— START DATA EXCERPTS —

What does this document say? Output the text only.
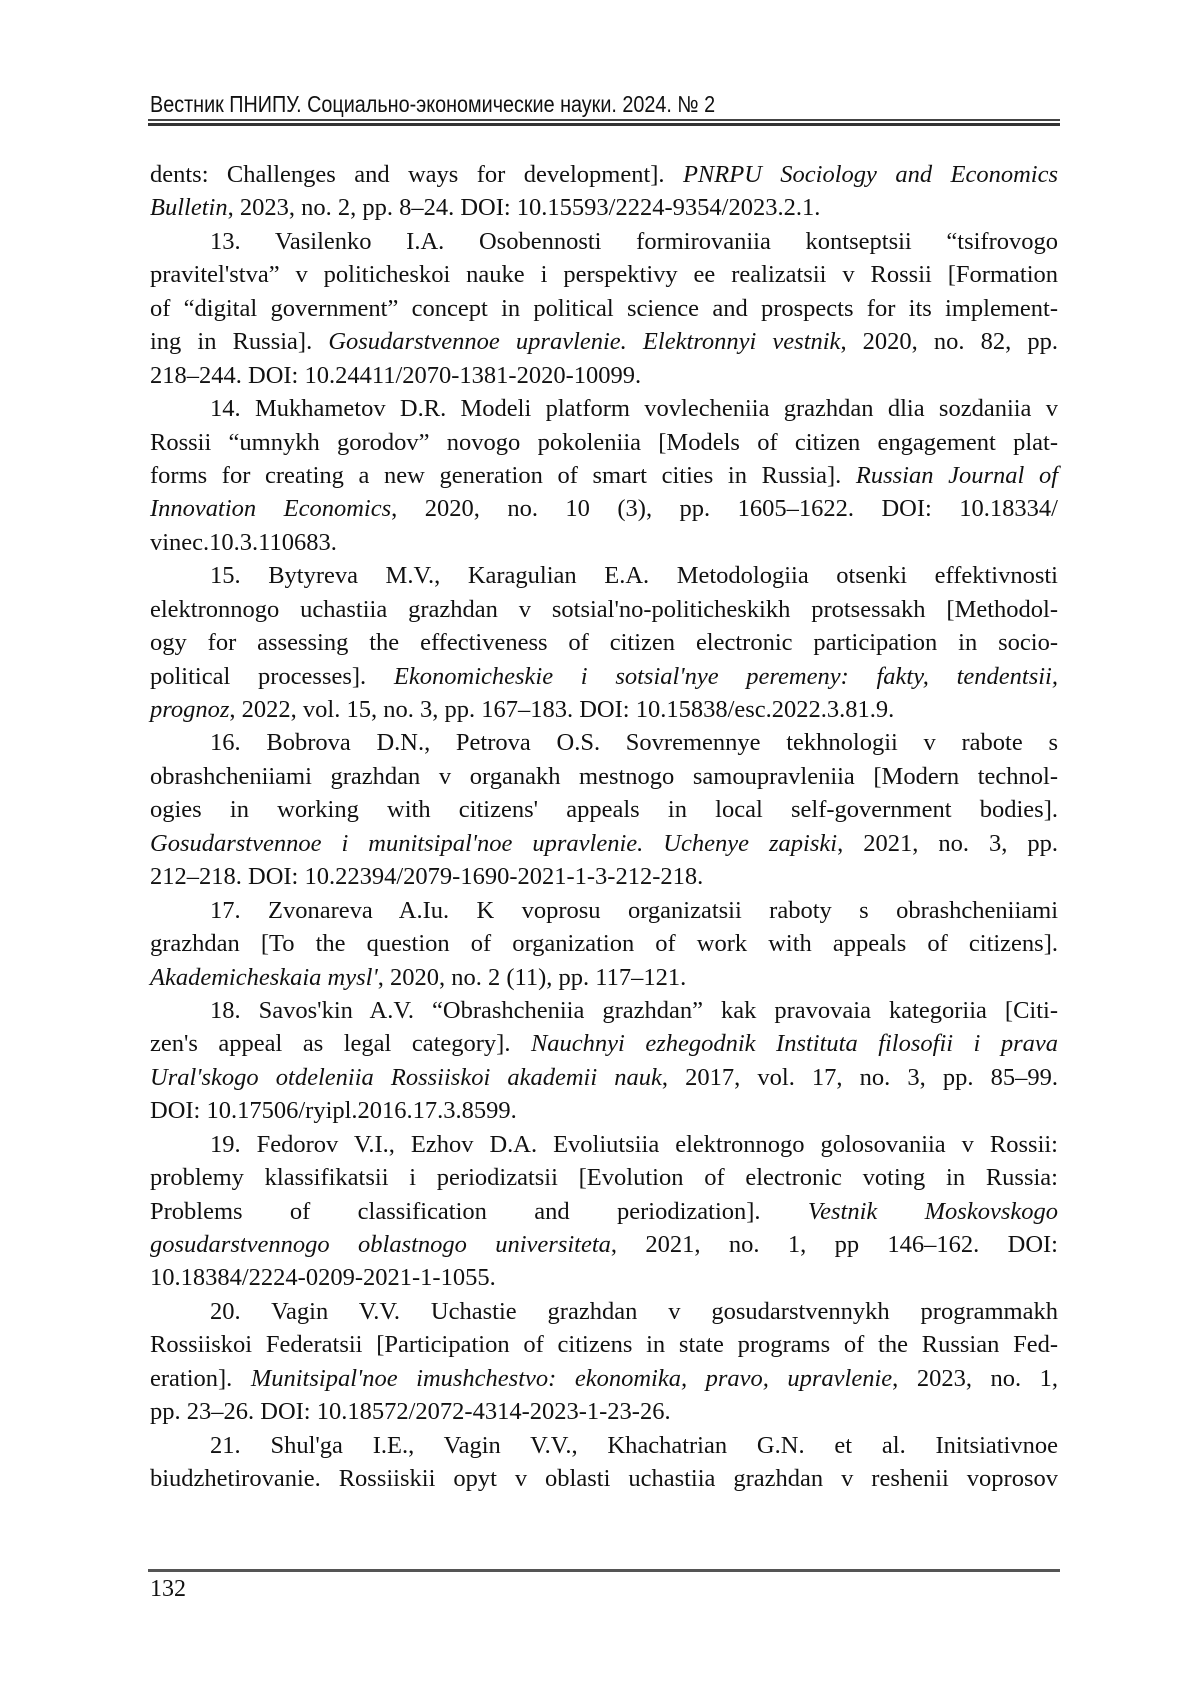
Вестник ПНИПУ. Социально-экономические науки. 2024. № 2
dents: Challenges and ways for development]. PNRPU Sociology and Economics
Bulletin, 2023, no. 2, pp. 8–24. DOI: 10.15593/2224-9354/2023.2.1.
13. Vasilenko I.A. Osobennosti formirovaniia kontseptsii “tsifrovogo
pravitel'stva” v politicheskoi nauke i perspektivy ee realizatsii v Rossii [Formation
of “digital government” concept in political science and prospects for its implement-
ing in Russia]. Gosudarstvennoe upravlenie. Elektronnyi vestnik, 2020, no. 82, pp.
218–244. DOI: 10.24411/2070-1381-2020-10099.
14. Mukhametov D.R. Modeli platform vovlecheniia grazhdan dlia sozdaniia v
Rossii “umnykh gorodov” novogo pokoleniia [Models of citizen engagement plat-
forms for creating a new generation of smart cities in Russia]. Russian Journal of
Innovation Economics, 2020, no. 10 (3), pp. 1605–1622. DOI: 10.18334/
vinec.10.3.110683.
15. Bytyreva M.V., Karagulian E.A. Metodologiia otsenki effektivnosti
elektronnogo uchastiia grazhdan v sotsial'no-politicheskikh protsessakh [Methodol-
ogy for assessing the effectiveness of citizen electronic participation in socio-
political processes]. Ekonomicheskie i sotsial'nye peremeny: fakty, tendentsii,
prognoz, 2022, vol. 15, no. 3, pp. 167–183. DOI: 10.15838/esc.2022.3.81.9.
16. Bobrova D.N., Petrova O.S. Sovremennye tekhnologii v rabote s
obrashcheniiami grazhdan v organakh mestnogo samoupravleniia [Modern technol-
ogies in working with citizens' appeals in local self-government bodies].
Gosudarstvennoe i munitsipal'noe upravlenie. Uchenye zapiski, 2021, no. 3, pp.
212–218. DOI: 10.22394/2079-1690-2021-1-3-212-218.
17. Zvonareva A.Iu. K voprosu organizatsii raboty s obrashcheniiami
grazhdan [To the question of organization of work with appeals of citizens].
Akademicheskaia mysl', 2020, no. 2 (11), pp. 117–121.
18. Savos'kin A.V. “Obrashcheniia grazhdan” kak pravovaia kategoriia [Citi-
zen's appeal as legal category]. Nauchnyi ezhegodnik Instituta filosofii i prava
Ural'skogo otdeleniia Rossiiskoi akademii nauk, 2017, vol. 17, no. 3, pp. 85–99.
DOI: 10.17506/ryipl.2016.17.3.8599.
19. Fedorov V.I., Ezhov D.A. Evoliutsiia elektronnogo golosovaniia v Rossii:
problemy klassifikatsii i periodizatsii [Evolution of electronic voting in Russia:
Problems of classification and periodization]. Vestnik Moskovskogo
gosudarstvennogo oblastnogo universiteta, 2021, no. 1, pp 146–162. DOI:
10.18384/2224-0209-2021-1-1055.
20. Vagin V.V. Uchastie grazhdan v gosudarstvennykh programmakh
Rossiiskoi Federatsii [Participation of citizens in state programs of the Russian Fed-
eration]. Munitsipal'noe imushchestvo: ekonomika, pravo, upravlenie, 2023, no. 1,
pp. 23–26. DOI: 10.18572/2072-4314-2023-1-23-26.
21. Shul'ga I.E., Vagin V.V., Khachatrian G.N. et al. Initsiativnoe
biudzhetirovanie. Rossiiskii opyt v oblasti uchastiia grazhdan v reshenii voprosov
132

— END DATA EXCERPTS —

GIVEN REQUEST: Your task is to return the entries above exactly, with no pictures.

ANSWER:
What does this document say? Output the text only.
Вестник ПНИПУ. Социально-экономические науки. 2024. № 2
dents: Challenges and ways for development]. PNRPU Sociology and Economics
Bulletin, 2023, no. 2, pp. 8–24. DOI: 10.15593/2224-9354/2023.2.1.
13. Vasilenko I.A. Osobennosti formirovaniia kontseptsii “tsifrovogo
pravitel'stva” v politicheskoi nauke i perspektivy ee realizatsii v Rossii [Formation
of “digital government” concept in political science and prospects for its implement-
ing in Russia]. Gosudarstvennoe upravlenie. Elektronnyi vestnik, 2020, no. 82, pp.
218–244. DOI: 10.24411/2070-1381-2020-10099.
14. Mukhametov D.R. Modeli platform vovlecheniia grazhdan dlia sozdaniia v
Rossii “umnykh gorodov” novogo pokoleniia [Models of citizen engagement plat-
forms for creating a new generation of smart cities in Russia]. Russian Journal of
Innovation Economics, 2020, no. 10 (3), pp. 1605–1622. DOI: 10.18334/
vinec.10.3.110683.
15. Bytyreva M.V., Karagulian E.A. Metodologiia otsenki effektivnosti
elektronnogo uchastiia grazhdan v sotsial'no-politicheskikh protsessakh [Methodol-
ogy for assessing the effectiveness of citizen electronic participation in socio-
political processes]. Ekonomicheskie i sotsial'nye peremeny: fakty, tendentsii,
prognoz, 2022, vol. 15, no. 3, pp. 167–183. DOI: 10.15838/esc.2022.3.81.9.
16. Bobrova D.N., Petrova O.S. Sovremennye tekhnologii v rabote s
obrashcheniiami grazhdan v organakh mestnogo samoupravleniia [Modern technol-
ogies in working with citizens' appeals in local self-government bodies].
Gosudarstvennoe i munitsipal'noe upravlenie. Uchenye zapiski, 2021, no. 3, pp.
212–218. DOI: 10.22394/2079-1690-2021-1-3-212-218.
17. Zvonareva A.Iu. K voprosu organizatsii raboty s obrashcheniiami
grazhdan [To the question of organization of work with appeals of citizens].
Akademicheskaia mysl', 2020, no. 2 (11), pp. 117–121.
18. Savos'kin A.V. “Obrashcheniia grazhdan” kak pravovaia kategoriia [Citi-
zen's appeal as legal category]. Nauchnyi ezhegodnik Instituta filosofii i prava
Ural'skogo otdeleniia Rossiiskoi akademii nauk, 2017, vol. 17, no. 3, pp. 85–99.
DOI: 10.17506/ryipl.2016.17.3.8599.
19. Fedorov V.I., Ezhov D.A. Evoliutsiia elektronnogo golosovaniia v Rossii:
problemy klassifikatsii i periodizatsii [Evolution of electronic voting in Russia:
Problems of classification and periodization]. Vestnik Moskovskogo
gosudarstvennogo oblastnogo universiteta, 2021, no. 1, pp 146–162. DOI:
10.18384/2224-0209-2021-1-1055.
20. Vagin V.V. Uchastie grazhdan v gosudarstvennykh programmakh
Rossiiskoi Federatsii [Participation of citizens in state programs of the Russian Fed-
eration]. Munitsipal'noe imushchestvo: ekonomika, pravo, upravlenie, 2023, no. 1,
pp. 23–26. DOI: 10.18572/2072-4314-2023-1-23-26.
21. Shul'ga I.E., Vagin V.V., Khachatrian G.N. et al. Initsiativnoe
biudzhetirovanie. Rossiiskii opyt v oblasti uchastiia grazhdan v reshenii voprosov
132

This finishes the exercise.